> TO BE DONE
Return each line of the data below verbatim; pictures are to be left out.
>>>>
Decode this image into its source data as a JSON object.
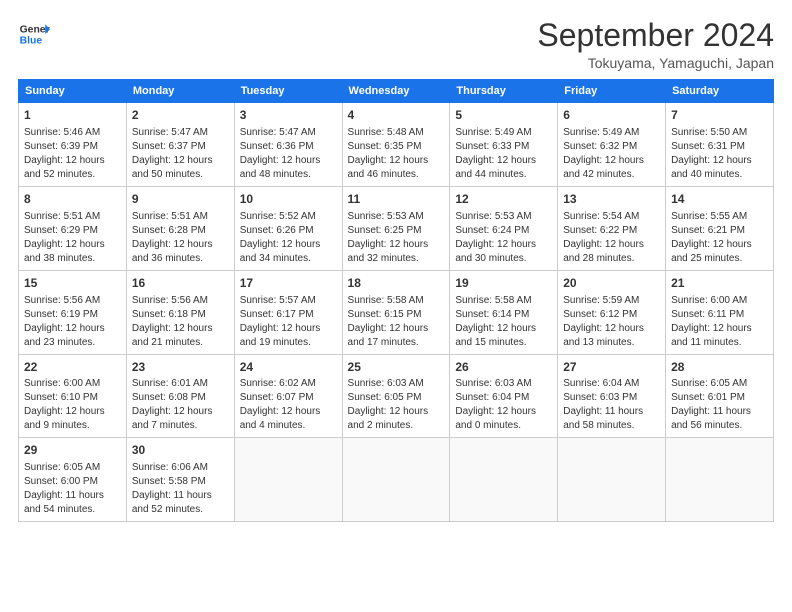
{
  "logo": {
    "line1": "General",
    "line2": "Blue"
  },
  "title": "September 2024",
  "location": "Tokuyama, Yamaguchi, Japan",
  "days_of_week": [
    "Sunday",
    "Monday",
    "Tuesday",
    "Wednesday",
    "Thursday",
    "Friday",
    "Saturday"
  ],
  "weeks": [
    [
      {
        "day": 1,
        "lines": [
          "Sunrise: 5:46 AM",
          "Sunset: 6:39 PM",
          "Daylight: 12 hours",
          "and 52 minutes."
        ]
      },
      {
        "day": 2,
        "lines": [
          "Sunrise: 5:47 AM",
          "Sunset: 6:37 PM",
          "Daylight: 12 hours",
          "and 50 minutes."
        ]
      },
      {
        "day": 3,
        "lines": [
          "Sunrise: 5:47 AM",
          "Sunset: 6:36 PM",
          "Daylight: 12 hours",
          "and 48 minutes."
        ]
      },
      {
        "day": 4,
        "lines": [
          "Sunrise: 5:48 AM",
          "Sunset: 6:35 PM",
          "Daylight: 12 hours",
          "and 46 minutes."
        ]
      },
      {
        "day": 5,
        "lines": [
          "Sunrise: 5:49 AM",
          "Sunset: 6:33 PM",
          "Daylight: 12 hours",
          "and 44 minutes."
        ]
      },
      {
        "day": 6,
        "lines": [
          "Sunrise: 5:49 AM",
          "Sunset: 6:32 PM",
          "Daylight: 12 hours",
          "and 42 minutes."
        ]
      },
      {
        "day": 7,
        "lines": [
          "Sunrise: 5:50 AM",
          "Sunset: 6:31 PM",
          "Daylight: 12 hours",
          "and 40 minutes."
        ]
      }
    ],
    [
      {
        "day": 8,
        "lines": [
          "Sunrise: 5:51 AM",
          "Sunset: 6:29 PM",
          "Daylight: 12 hours",
          "and 38 minutes."
        ]
      },
      {
        "day": 9,
        "lines": [
          "Sunrise: 5:51 AM",
          "Sunset: 6:28 PM",
          "Daylight: 12 hours",
          "and 36 minutes."
        ]
      },
      {
        "day": 10,
        "lines": [
          "Sunrise: 5:52 AM",
          "Sunset: 6:26 PM",
          "Daylight: 12 hours",
          "and 34 minutes."
        ]
      },
      {
        "day": 11,
        "lines": [
          "Sunrise: 5:53 AM",
          "Sunset: 6:25 PM",
          "Daylight: 12 hours",
          "and 32 minutes."
        ]
      },
      {
        "day": 12,
        "lines": [
          "Sunrise: 5:53 AM",
          "Sunset: 6:24 PM",
          "Daylight: 12 hours",
          "and 30 minutes."
        ]
      },
      {
        "day": 13,
        "lines": [
          "Sunrise: 5:54 AM",
          "Sunset: 6:22 PM",
          "Daylight: 12 hours",
          "and 28 minutes."
        ]
      },
      {
        "day": 14,
        "lines": [
          "Sunrise: 5:55 AM",
          "Sunset: 6:21 PM",
          "Daylight: 12 hours",
          "and 25 minutes."
        ]
      }
    ],
    [
      {
        "day": 15,
        "lines": [
          "Sunrise: 5:56 AM",
          "Sunset: 6:19 PM",
          "Daylight: 12 hours",
          "and 23 minutes."
        ]
      },
      {
        "day": 16,
        "lines": [
          "Sunrise: 5:56 AM",
          "Sunset: 6:18 PM",
          "Daylight: 12 hours",
          "and 21 minutes."
        ]
      },
      {
        "day": 17,
        "lines": [
          "Sunrise: 5:57 AM",
          "Sunset: 6:17 PM",
          "Daylight: 12 hours",
          "and 19 minutes."
        ]
      },
      {
        "day": 18,
        "lines": [
          "Sunrise: 5:58 AM",
          "Sunset: 6:15 PM",
          "Daylight: 12 hours",
          "and 17 minutes."
        ]
      },
      {
        "day": 19,
        "lines": [
          "Sunrise: 5:58 AM",
          "Sunset: 6:14 PM",
          "Daylight: 12 hours",
          "and 15 minutes."
        ]
      },
      {
        "day": 20,
        "lines": [
          "Sunrise: 5:59 AM",
          "Sunset: 6:12 PM",
          "Daylight: 12 hours",
          "and 13 minutes."
        ]
      },
      {
        "day": 21,
        "lines": [
          "Sunrise: 6:00 AM",
          "Sunset: 6:11 PM",
          "Daylight: 12 hours",
          "and 11 minutes."
        ]
      }
    ],
    [
      {
        "day": 22,
        "lines": [
          "Sunrise: 6:00 AM",
          "Sunset: 6:10 PM",
          "Daylight: 12 hours",
          "and 9 minutes."
        ]
      },
      {
        "day": 23,
        "lines": [
          "Sunrise: 6:01 AM",
          "Sunset: 6:08 PM",
          "Daylight: 12 hours",
          "and 7 minutes."
        ]
      },
      {
        "day": 24,
        "lines": [
          "Sunrise: 6:02 AM",
          "Sunset: 6:07 PM",
          "Daylight: 12 hours",
          "and 4 minutes."
        ]
      },
      {
        "day": 25,
        "lines": [
          "Sunrise: 6:03 AM",
          "Sunset: 6:05 PM",
          "Daylight: 12 hours",
          "and 2 minutes."
        ]
      },
      {
        "day": 26,
        "lines": [
          "Sunrise: 6:03 AM",
          "Sunset: 6:04 PM",
          "Daylight: 12 hours",
          "and 0 minutes."
        ]
      },
      {
        "day": 27,
        "lines": [
          "Sunrise: 6:04 AM",
          "Sunset: 6:03 PM",
          "Daylight: 11 hours",
          "and 58 minutes."
        ]
      },
      {
        "day": 28,
        "lines": [
          "Sunrise: 6:05 AM",
          "Sunset: 6:01 PM",
          "Daylight: 11 hours",
          "and 56 minutes."
        ]
      }
    ],
    [
      {
        "day": 29,
        "lines": [
          "Sunrise: 6:05 AM",
          "Sunset: 6:00 PM",
          "Daylight: 11 hours",
          "and 54 minutes."
        ]
      },
      {
        "day": 30,
        "lines": [
          "Sunrise: 6:06 AM",
          "Sunset: 5:58 PM",
          "Daylight: 11 hours",
          "and 52 minutes."
        ]
      },
      null,
      null,
      null,
      null,
      null
    ]
  ]
}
<<<<
> SOLVED EXERCISE
Decode this image into its source data as a JSON object.
{
  "logo": {
    "line1": "General",
    "line2": "Blue"
  },
  "title": "September 2024",
  "location": "Tokuyama, Yamaguchi, Japan",
  "days_of_week": [
    "Sunday",
    "Monday",
    "Tuesday",
    "Wednesday",
    "Thursday",
    "Friday",
    "Saturday"
  ],
  "weeks": [
    [
      {
        "day": 1,
        "lines": [
          "Sunrise: 5:46 AM",
          "Sunset: 6:39 PM",
          "Daylight: 12 hours",
          "and 52 minutes."
        ]
      },
      {
        "day": 2,
        "lines": [
          "Sunrise: 5:47 AM",
          "Sunset: 6:37 PM",
          "Daylight: 12 hours",
          "and 50 minutes."
        ]
      },
      {
        "day": 3,
        "lines": [
          "Sunrise: 5:47 AM",
          "Sunset: 6:36 PM",
          "Daylight: 12 hours",
          "and 48 minutes."
        ]
      },
      {
        "day": 4,
        "lines": [
          "Sunrise: 5:48 AM",
          "Sunset: 6:35 PM",
          "Daylight: 12 hours",
          "and 46 minutes."
        ]
      },
      {
        "day": 5,
        "lines": [
          "Sunrise: 5:49 AM",
          "Sunset: 6:33 PM",
          "Daylight: 12 hours",
          "and 44 minutes."
        ]
      },
      {
        "day": 6,
        "lines": [
          "Sunrise: 5:49 AM",
          "Sunset: 6:32 PM",
          "Daylight: 12 hours",
          "and 42 minutes."
        ]
      },
      {
        "day": 7,
        "lines": [
          "Sunrise: 5:50 AM",
          "Sunset: 6:31 PM",
          "Daylight: 12 hours",
          "and 40 minutes."
        ]
      }
    ],
    [
      {
        "day": 8,
        "lines": [
          "Sunrise: 5:51 AM",
          "Sunset: 6:29 PM",
          "Daylight: 12 hours",
          "and 38 minutes."
        ]
      },
      {
        "day": 9,
        "lines": [
          "Sunrise: 5:51 AM",
          "Sunset: 6:28 PM",
          "Daylight: 12 hours",
          "and 36 minutes."
        ]
      },
      {
        "day": 10,
        "lines": [
          "Sunrise: 5:52 AM",
          "Sunset: 6:26 PM",
          "Daylight: 12 hours",
          "and 34 minutes."
        ]
      },
      {
        "day": 11,
        "lines": [
          "Sunrise: 5:53 AM",
          "Sunset: 6:25 PM",
          "Daylight: 12 hours",
          "and 32 minutes."
        ]
      },
      {
        "day": 12,
        "lines": [
          "Sunrise: 5:53 AM",
          "Sunset: 6:24 PM",
          "Daylight: 12 hours",
          "and 30 minutes."
        ]
      },
      {
        "day": 13,
        "lines": [
          "Sunrise: 5:54 AM",
          "Sunset: 6:22 PM",
          "Daylight: 12 hours",
          "and 28 minutes."
        ]
      },
      {
        "day": 14,
        "lines": [
          "Sunrise: 5:55 AM",
          "Sunset: 6:21 PM",
          "Daylight: 12 hours",
          "and 25 minutes."
        ]
      }
    ],
    [
      {
        "day": 15,
        "lines": [
          "Sunrise: 5:56 AM",
          "Sunset: 6:19 PM",
          "Daylight: 12 hours",
          "and 23 minutes."
        ]
      },
      {
        "day": 16,
        "lines": [
          "Sunrise: 5:56 AM",
          "Sunset: 6:18 PM",
          "Daylight: 12 hours",
          "and 21 minutes."
        ]
      },
      {
        "day": 17,
        "lines": [
          "Sunrise: 5:57 AM",
          "Sunset: 6:17 PM",
          "Daylight: 12 hours",
          "and 19 minutes."
        ]
      },
      {
        "day": 18,
        "lines": [
          "Sunrise: 5:58 AM",
          "Sunset: 6:15 PM",
          "Daylight: 12 hours",
          "and 17 minutes."
        ]
      },
      {
        "day": 19,
        "lines": [
          "Sunrise: 5:58 AM",
          "Sunset: 6:14 PM",
          "Daylight: 12 hours",
          "and 15 minutes."
        ]
      },
      {
        "day": 20,
        "lines": [
          "Sunrise: 5:59 AM",
          "Sunset: 6:12 PM",
          "Daylight: 12 hours",
          "and 13 minutes."
        ]
      },
      {
        "day": 21,
        "lines": [
          "Sunrise: 6:00 AM",
          "Sunset: 6:11 PM",
          "Daylight: 12 hours",
          "and 11 minutes."
        ]
      }
    ],
    [
      {
        "day": 22,
        "lines": [
          "Sunrise: 6:00 AM",
          "Sunset: 6:10 PM",
          "Daylight: 12 hours",
          "and 9 minutes."
        ]
      },
      {
        "day": 23,
        "lines": [
          "Sunrise: 6:01 AM",
          "Sunset: 6:08 PM",
          "Daylight: 12 hours",
          "and 7 minutes."
        ]
      },
      {
        "day": 24,
        "lines": [
          "Sunrise: 6:02 AM",
          "Sunset: 6:07 PM",
          "Daylight: 12 hours",
          "and 4 minutes."
        ]
      },
      {
        "day": 25,
        "lines": [
          "Sunrise: 6:03 AM",
          "Sunset: 6:05 PM",
          "Daylight: 12 hours",
          "and 2 minutes."
        ]
      },
      {
        "day": 26,
        "lines": [
          "Sunrise: 6:03 AM",
          "Sunset: 6:04 PM",
          "Daylight: 12 hours",
          "and 0 minutes."
        ]
      },
      {
        "day": 27,
        "lines": [
          "Sunrise: 6:04 AM",
          "Sunset: 6:03 PM",
          "Daylight: 11 hours",
          "and 58 minutes."
        ]
      },
      {
        "day": 28,
        "lines": [
          "Sunrise: 6:05 AM",
          "Sunset: 6:01 PM",
          "Daylight: 11 hours",
          "and 56 minutes."
        ]
      }
    ],
    [
      {
        "day": 29,
        "lines": [
          "Sunrise: 6:05 AM",
          "Sunset: 6:00 PM",
          "Daylight: 11 hours",
          "and 54 minutes."
        ]
      },
      {
        "day": 30,
        "lines": [
          "Sunrise: 6:06 AM",
          "Sunset: 5:58 PM",
          "Daylight: 11 hours",
          "and 52 minutes."
        ]
      },
      null,
      null,
      null,
      null,
      null
    ]
  ]
}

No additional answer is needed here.